→ Given exercise 1:
List every problem the cast iron seasoning article reports with the seasoning on the skillet's smooth inner surface.
→ Given exercise 2:
Resume the cast iron seasoning article after its final sentence.

Chemistry of Cast Iron Seasoning: A Science-Based How-To
January 28, 2010, 6:31 pm
The post after this one on “black rust” describes why you should heat the pan before applying oil for seasoning. This helps the seasoning to adhere and makes the pan pleasantly black.

http://sherylcanter.com/wordpress/2010/02/black-rust-and-cast-iron-seasoning/

In a previous post, I illustrated how I cleaned and reseasoned an antique cast iron popover pan. This was my first attempt, and my seasoning technique was somewhat haphazard because I couldn’t find consistent, science-based advice. I used a combination of organic avocado oil and strained drippings from organic bacon. This worked pretty well on the popover pan, which doesn’t have a polished surface. But the smooth inner surface of a skillet showed an unevenness of color and texture, and the seasoning wasn’t hard enough. It was too easily marred by cooking utensils or scraping against oven racks.

→ Record list:
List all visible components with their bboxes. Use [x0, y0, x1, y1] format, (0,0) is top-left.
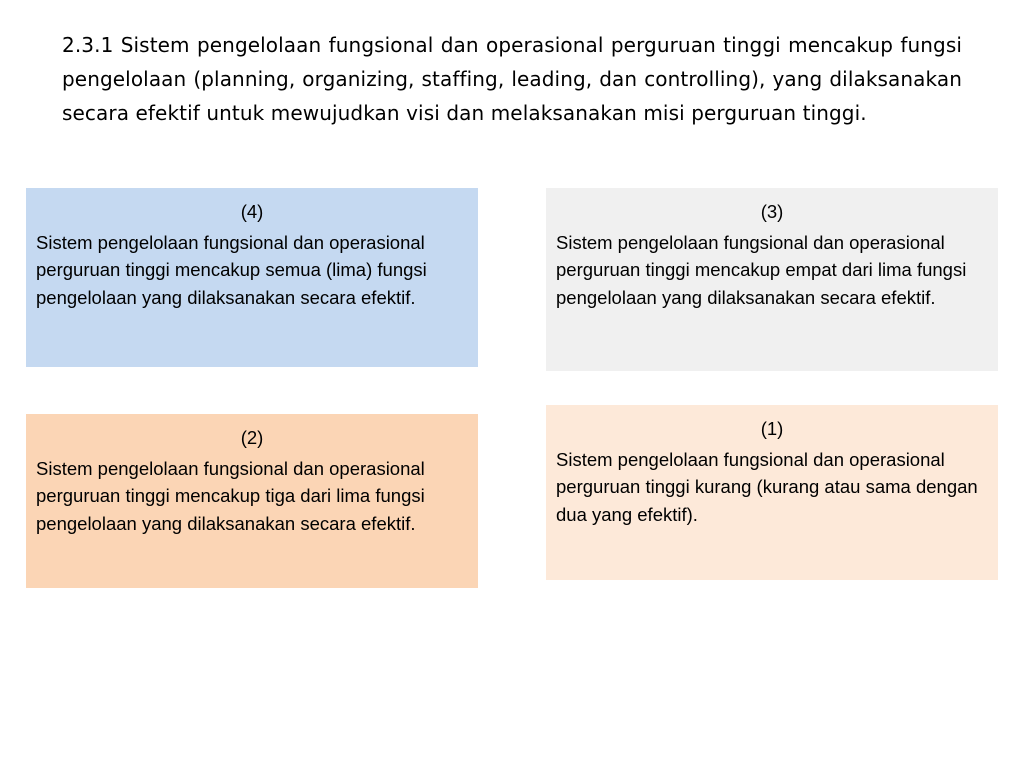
score-1-box	[546, 405, 998, 580]
score-3-description: Sistem pengelolaan fungsional dan operasional perguruan tinggi mencakup empat dari lima fungsi pengelolaan yang dilaksanakan secara efektif.	[556, 231, 967, 308]
score-1-description: Sistem pengelolaan fungsional dan operasional perguruan tinggi kurang (kurang atau sama dengan dua yang efektif).	[556, 448, 978, 525]
score-1-number: (1)	[760, 418, 784, 439]
criterion-heading: 2.3.1 Sistem pengelolaan fungsional dan operasional perguruan tinggi mencakup fungsi pengelolaan (planning, organizing, staffing, leading, dan controlling), yang dilaksanakan secara efektif untuk mewujudkan visi dan melaksanakan misi perguruan tinggi.	[62, 33, 962, 125]
score-2-box	[26, 414, 478, 588]
score-2-number: (2)	[240, 427, 264, 448]
score-4-number: (4)	[240, 201, 264, 222]
score-3-number: (3)	[760, 201, 784, 222]
score-4-description: Sistem pengelolaan fungsional dan operasional perguruan tinggi mencakup semua (lima) fungsi pengelolaan yang dilaksanakan secara efektif.	[36, 231, 427, 308]
score-3-box	[546, 188, 998, 371]
score-4-box	[26, 188, 478, 367]
score-2-description: Sistem pengelolaan fungsional dan operasional perguruan tinggi mencakup tiga dari lima fungsi pengelolaan yang dilaksanakan secara efektif.	[36, 457, 425, 534]
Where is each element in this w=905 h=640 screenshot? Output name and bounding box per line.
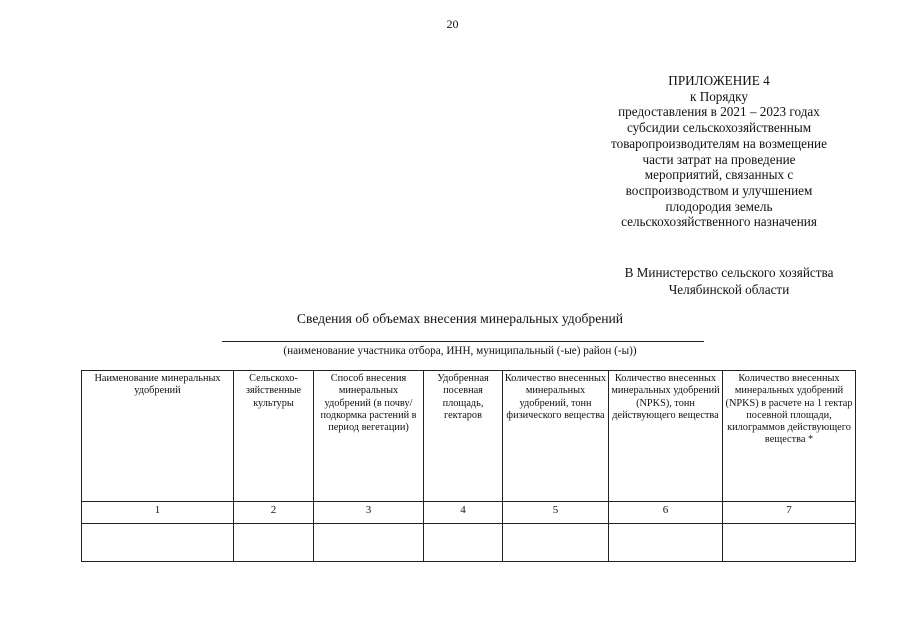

→ Final answer 1:
- Uneven color
- Uneven texture
- The seasoning wasn't hard enough, so cooking utensils or scraping against oven racks marred it too easily.

→ Final answer 2:
I wanted to understand the chemistry behind seasoning so I’d know how to fix this, but there is nothing that addresses this issue directly. A Web page on cast iron posted by someone similarly obsessed with the science gave me two crucial clues, the phrases “polymerized fat” and “drying oil”. From there I was able to find the relevant scientific literature and put the pieces together.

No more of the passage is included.